- **EXERCISE OBJECTIVE**
Tally the lines that contain "signal" and report the total alone.

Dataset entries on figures

:::

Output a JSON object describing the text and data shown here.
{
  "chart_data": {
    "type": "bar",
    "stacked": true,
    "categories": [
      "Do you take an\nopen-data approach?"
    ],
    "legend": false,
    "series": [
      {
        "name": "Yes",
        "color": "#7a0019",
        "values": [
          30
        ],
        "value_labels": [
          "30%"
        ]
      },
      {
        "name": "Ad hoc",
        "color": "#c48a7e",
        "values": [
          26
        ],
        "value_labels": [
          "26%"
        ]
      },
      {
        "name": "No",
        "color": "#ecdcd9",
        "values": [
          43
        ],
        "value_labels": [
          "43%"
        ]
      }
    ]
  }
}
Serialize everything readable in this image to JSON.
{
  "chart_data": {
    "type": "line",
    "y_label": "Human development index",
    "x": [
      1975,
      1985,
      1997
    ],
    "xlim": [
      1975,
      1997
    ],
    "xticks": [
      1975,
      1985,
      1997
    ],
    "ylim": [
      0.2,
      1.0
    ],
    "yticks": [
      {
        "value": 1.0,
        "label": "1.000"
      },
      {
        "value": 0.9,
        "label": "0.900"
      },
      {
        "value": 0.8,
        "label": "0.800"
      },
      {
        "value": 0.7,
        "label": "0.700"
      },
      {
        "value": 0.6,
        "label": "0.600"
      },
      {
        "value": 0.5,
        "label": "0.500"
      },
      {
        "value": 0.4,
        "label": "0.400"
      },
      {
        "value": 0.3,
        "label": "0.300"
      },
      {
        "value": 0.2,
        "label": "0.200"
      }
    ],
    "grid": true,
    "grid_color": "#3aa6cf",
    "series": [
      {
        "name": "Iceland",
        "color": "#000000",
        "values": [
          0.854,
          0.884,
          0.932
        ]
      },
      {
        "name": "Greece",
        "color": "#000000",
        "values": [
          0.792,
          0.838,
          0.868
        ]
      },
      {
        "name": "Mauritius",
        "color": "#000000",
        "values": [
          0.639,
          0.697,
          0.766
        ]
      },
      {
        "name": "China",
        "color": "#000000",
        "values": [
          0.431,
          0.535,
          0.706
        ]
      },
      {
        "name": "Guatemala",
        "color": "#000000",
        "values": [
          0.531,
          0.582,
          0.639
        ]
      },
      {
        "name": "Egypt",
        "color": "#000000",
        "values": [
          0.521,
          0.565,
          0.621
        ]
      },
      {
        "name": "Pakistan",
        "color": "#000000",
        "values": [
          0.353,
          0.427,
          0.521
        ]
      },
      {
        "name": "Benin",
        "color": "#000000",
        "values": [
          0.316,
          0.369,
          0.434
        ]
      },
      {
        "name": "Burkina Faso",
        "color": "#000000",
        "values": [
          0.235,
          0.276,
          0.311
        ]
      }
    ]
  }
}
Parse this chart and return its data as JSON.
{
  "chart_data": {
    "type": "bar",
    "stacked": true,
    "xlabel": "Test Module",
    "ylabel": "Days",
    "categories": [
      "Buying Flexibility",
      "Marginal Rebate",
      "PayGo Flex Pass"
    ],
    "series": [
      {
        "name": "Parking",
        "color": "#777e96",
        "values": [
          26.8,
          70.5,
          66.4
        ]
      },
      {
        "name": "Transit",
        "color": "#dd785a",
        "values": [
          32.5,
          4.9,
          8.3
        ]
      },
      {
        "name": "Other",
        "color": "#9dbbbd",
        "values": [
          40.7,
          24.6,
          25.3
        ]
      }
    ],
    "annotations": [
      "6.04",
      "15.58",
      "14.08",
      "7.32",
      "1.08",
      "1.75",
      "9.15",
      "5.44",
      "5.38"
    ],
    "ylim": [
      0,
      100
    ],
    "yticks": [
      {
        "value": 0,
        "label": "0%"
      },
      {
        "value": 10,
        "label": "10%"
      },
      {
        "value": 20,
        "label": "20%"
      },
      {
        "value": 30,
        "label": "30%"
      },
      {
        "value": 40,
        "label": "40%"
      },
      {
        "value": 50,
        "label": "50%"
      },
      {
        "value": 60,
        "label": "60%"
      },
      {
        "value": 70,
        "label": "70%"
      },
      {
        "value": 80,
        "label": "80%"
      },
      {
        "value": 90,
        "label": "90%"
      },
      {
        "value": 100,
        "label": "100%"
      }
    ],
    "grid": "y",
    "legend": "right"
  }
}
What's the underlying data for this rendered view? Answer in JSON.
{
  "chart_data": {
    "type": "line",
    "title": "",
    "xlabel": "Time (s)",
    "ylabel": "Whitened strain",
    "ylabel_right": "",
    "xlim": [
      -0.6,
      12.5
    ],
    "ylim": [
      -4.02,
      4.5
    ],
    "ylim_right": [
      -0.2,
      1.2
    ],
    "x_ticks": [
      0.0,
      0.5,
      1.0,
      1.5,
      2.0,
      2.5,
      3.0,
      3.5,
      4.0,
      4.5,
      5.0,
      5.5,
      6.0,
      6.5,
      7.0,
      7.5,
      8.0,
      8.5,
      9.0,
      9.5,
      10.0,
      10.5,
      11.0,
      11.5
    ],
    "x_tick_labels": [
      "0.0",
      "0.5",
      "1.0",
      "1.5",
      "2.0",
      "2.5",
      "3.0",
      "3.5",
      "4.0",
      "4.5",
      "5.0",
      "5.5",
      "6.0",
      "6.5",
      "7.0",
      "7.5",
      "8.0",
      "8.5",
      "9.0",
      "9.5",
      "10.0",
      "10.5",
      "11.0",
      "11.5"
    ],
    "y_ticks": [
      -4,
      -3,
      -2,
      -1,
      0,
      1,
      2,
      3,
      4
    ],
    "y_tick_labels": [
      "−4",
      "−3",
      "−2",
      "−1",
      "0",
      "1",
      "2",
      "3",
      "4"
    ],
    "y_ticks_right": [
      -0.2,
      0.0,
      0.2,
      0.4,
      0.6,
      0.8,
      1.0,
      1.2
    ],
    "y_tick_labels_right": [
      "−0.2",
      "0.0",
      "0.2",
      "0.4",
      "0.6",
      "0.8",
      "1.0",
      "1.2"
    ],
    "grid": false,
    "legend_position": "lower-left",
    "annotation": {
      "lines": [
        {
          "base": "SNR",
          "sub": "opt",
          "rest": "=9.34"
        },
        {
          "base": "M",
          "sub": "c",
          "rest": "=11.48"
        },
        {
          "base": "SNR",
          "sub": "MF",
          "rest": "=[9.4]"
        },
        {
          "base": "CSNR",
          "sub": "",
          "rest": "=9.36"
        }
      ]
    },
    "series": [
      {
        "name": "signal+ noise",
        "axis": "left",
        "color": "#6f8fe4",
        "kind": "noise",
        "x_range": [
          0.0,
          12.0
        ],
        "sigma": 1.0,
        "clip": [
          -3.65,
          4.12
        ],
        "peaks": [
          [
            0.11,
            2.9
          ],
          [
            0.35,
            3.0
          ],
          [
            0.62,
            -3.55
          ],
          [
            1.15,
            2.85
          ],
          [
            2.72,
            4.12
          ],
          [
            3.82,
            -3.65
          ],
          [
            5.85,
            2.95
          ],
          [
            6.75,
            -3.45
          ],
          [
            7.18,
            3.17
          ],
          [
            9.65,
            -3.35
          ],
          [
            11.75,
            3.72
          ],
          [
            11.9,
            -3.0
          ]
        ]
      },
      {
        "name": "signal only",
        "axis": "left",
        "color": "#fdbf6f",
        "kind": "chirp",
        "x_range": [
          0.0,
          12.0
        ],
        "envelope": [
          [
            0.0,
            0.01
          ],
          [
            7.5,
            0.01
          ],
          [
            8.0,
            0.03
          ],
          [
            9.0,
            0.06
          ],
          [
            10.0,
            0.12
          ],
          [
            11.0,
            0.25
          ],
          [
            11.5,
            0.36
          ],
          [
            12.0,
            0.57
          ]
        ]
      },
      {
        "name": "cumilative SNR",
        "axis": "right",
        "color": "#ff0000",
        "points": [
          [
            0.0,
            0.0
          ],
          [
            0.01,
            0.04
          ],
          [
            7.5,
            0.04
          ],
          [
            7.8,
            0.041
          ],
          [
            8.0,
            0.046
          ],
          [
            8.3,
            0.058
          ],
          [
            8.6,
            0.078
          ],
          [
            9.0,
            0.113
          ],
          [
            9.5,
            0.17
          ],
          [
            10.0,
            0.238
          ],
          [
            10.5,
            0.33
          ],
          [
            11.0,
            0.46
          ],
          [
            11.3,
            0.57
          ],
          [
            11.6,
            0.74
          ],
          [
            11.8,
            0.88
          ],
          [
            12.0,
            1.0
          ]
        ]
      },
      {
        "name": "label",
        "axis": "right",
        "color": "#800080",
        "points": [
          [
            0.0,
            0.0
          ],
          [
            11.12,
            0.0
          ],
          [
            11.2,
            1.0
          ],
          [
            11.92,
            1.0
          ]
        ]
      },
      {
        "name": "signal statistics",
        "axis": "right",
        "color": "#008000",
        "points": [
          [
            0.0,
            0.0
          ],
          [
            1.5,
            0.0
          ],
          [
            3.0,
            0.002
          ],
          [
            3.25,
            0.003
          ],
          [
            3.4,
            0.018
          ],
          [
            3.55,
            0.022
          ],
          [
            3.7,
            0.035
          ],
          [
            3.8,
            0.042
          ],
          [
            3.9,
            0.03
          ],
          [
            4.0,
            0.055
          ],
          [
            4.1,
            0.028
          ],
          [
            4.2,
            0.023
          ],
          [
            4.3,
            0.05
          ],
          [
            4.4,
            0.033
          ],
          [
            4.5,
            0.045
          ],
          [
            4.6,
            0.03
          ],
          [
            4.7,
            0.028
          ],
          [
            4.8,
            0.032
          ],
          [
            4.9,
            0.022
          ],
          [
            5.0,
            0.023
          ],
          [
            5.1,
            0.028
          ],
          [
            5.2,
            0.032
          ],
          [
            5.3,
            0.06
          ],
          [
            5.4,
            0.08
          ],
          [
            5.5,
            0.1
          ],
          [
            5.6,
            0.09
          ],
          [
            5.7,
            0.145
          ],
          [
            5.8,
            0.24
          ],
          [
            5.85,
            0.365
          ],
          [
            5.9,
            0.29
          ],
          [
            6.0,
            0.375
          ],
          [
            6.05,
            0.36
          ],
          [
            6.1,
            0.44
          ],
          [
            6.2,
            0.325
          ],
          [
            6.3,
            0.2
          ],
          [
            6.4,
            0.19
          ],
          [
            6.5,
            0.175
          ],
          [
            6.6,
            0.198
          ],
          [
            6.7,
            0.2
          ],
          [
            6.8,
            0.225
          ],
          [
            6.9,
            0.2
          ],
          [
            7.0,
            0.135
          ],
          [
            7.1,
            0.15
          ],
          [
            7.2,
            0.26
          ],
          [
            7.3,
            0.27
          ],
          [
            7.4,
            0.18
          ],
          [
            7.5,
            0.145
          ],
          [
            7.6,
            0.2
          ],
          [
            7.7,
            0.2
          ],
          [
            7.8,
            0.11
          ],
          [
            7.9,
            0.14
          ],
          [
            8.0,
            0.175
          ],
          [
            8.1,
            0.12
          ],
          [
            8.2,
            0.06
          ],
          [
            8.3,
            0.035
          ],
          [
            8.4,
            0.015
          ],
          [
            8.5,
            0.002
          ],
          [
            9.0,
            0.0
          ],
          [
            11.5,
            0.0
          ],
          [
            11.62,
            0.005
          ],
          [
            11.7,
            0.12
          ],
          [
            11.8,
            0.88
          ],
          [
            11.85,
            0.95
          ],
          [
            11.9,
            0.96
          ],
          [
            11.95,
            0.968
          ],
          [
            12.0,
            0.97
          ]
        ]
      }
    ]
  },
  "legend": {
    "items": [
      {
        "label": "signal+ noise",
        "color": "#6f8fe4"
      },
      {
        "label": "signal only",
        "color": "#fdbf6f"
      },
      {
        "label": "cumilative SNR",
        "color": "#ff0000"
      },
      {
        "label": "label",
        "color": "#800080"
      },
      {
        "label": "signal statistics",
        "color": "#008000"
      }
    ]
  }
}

:::

- **CORRECT ANSWER**
6